Stated exercise:
Which lines in the records below contain the word "生物安全"? Copy each of them.

Input:
——
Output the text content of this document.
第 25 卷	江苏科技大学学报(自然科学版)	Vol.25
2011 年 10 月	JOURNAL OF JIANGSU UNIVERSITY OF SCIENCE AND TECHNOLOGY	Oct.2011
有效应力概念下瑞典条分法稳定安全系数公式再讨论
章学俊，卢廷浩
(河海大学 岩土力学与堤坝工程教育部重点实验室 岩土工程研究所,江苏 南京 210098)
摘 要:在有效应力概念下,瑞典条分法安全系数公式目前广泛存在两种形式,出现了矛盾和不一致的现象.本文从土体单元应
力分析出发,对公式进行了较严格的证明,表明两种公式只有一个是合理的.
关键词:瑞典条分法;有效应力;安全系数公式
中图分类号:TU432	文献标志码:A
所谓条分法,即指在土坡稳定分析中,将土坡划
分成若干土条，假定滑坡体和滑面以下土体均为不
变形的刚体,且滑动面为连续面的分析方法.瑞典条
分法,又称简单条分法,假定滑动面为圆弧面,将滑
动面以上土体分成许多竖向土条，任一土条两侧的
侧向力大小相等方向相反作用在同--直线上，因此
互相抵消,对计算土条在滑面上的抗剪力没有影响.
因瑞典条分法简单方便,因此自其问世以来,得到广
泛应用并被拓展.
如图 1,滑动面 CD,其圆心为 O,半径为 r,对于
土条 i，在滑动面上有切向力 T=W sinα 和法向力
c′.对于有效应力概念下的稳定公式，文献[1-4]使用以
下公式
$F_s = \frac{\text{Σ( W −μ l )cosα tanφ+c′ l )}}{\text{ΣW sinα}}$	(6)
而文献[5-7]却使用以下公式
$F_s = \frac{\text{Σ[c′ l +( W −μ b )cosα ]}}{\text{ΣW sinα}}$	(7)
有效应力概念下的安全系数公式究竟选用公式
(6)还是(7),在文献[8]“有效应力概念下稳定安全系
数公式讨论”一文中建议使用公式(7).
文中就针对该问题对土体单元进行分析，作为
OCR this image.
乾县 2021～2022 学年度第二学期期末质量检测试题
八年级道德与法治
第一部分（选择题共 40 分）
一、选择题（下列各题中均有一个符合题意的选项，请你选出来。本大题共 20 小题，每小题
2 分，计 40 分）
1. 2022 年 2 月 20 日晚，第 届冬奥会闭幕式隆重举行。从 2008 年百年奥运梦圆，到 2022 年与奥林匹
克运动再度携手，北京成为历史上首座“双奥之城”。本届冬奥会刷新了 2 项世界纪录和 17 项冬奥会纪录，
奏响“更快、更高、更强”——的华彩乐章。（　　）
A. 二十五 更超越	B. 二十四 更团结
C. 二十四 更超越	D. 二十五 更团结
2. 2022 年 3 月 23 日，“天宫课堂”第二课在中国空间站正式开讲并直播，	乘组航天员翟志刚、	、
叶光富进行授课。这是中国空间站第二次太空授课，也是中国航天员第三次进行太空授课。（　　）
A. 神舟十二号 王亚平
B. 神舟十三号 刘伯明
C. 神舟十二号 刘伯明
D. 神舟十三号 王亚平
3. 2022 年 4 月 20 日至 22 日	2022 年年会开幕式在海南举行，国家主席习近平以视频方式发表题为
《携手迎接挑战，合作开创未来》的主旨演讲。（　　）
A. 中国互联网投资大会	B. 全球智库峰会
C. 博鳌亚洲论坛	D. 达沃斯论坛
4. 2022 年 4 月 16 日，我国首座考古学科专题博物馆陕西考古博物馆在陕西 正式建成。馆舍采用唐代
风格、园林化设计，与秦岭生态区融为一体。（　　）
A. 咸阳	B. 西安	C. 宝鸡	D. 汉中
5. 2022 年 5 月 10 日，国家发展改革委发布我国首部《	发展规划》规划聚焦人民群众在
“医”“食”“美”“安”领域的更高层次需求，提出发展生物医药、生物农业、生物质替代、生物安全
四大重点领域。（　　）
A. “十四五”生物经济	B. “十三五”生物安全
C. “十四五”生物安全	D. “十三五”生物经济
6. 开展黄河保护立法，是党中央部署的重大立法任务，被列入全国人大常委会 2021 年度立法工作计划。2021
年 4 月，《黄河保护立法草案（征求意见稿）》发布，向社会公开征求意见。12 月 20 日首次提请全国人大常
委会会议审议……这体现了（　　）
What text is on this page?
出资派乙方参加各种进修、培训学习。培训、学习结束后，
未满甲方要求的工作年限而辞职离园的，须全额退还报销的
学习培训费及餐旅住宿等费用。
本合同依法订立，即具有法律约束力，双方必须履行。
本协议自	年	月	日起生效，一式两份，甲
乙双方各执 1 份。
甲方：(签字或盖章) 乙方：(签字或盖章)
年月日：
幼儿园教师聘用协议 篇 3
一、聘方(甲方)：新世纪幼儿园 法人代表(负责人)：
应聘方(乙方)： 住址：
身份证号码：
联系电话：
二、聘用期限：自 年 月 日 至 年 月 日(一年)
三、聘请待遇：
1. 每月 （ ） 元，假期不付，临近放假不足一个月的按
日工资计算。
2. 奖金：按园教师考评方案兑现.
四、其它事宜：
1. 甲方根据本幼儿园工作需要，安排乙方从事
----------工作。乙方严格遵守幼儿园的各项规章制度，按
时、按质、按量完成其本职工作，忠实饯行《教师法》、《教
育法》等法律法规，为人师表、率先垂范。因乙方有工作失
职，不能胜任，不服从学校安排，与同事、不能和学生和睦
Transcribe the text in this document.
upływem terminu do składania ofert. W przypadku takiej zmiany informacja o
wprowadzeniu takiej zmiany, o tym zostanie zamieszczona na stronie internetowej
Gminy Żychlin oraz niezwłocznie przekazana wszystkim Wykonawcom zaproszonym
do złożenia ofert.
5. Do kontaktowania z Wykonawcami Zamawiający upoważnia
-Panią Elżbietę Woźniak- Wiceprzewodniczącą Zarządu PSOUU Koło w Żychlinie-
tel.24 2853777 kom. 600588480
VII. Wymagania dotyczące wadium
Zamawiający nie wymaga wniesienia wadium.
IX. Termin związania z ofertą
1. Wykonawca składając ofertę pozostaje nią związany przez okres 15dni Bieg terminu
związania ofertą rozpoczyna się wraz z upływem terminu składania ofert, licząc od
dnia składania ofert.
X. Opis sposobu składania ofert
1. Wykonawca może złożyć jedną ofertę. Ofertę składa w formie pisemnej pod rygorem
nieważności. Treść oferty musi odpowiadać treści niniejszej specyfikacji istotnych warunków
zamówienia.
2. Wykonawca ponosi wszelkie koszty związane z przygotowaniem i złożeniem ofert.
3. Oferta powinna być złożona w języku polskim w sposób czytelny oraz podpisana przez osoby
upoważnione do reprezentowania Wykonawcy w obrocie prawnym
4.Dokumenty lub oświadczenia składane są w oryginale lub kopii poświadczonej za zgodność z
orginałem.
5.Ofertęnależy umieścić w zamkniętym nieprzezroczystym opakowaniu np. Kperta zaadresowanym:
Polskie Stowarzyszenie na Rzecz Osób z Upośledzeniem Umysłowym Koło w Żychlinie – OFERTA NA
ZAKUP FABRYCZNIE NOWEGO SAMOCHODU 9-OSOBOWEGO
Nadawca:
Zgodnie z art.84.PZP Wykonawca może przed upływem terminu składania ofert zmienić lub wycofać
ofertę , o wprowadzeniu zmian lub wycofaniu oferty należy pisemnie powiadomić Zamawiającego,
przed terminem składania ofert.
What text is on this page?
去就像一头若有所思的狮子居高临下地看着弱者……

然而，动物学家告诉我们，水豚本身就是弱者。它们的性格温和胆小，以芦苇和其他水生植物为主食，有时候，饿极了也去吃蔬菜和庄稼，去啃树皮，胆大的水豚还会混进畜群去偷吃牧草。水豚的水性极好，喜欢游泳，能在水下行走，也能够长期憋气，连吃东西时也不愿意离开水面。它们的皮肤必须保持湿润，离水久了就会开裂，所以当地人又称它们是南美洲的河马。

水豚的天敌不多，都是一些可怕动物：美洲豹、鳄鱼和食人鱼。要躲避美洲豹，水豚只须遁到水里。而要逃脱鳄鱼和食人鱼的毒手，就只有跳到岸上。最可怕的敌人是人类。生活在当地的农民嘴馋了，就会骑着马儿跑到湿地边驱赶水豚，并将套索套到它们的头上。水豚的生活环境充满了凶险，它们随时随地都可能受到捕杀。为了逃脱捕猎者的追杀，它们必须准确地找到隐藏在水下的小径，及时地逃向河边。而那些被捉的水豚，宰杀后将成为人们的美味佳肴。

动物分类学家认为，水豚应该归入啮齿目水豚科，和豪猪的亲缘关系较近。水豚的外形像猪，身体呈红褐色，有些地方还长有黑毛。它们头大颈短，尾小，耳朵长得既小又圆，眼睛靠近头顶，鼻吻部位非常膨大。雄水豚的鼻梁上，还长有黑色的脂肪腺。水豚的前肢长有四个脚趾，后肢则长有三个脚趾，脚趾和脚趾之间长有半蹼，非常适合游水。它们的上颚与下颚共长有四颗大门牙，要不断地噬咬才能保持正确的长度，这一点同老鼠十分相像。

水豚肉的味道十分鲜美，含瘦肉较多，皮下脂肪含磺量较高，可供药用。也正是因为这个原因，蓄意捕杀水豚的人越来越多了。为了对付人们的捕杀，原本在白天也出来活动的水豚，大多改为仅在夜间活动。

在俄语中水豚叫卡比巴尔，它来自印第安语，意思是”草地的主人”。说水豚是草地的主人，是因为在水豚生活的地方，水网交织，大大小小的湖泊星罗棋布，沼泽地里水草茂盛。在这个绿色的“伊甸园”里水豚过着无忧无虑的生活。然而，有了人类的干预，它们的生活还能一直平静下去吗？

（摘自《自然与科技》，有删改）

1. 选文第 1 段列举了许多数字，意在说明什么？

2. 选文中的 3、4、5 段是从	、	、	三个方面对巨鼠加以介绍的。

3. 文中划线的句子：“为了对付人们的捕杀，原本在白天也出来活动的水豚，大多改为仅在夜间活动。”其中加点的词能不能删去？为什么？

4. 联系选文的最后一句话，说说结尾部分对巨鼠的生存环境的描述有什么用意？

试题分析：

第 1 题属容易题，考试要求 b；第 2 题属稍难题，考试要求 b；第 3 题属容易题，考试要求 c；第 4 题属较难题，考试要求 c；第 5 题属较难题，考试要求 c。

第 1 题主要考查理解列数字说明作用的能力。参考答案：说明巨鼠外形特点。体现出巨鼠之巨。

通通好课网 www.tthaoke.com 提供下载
——
Answer below:
“医”“食”“美”“安”领域的更高层次需求，提出发展生物医药、生物农业、生物质替代、生物安全
A. “十四五”生物经济	B. “十三五”生物安全
C. “十四五”生物安全	D. “十三五”生物经济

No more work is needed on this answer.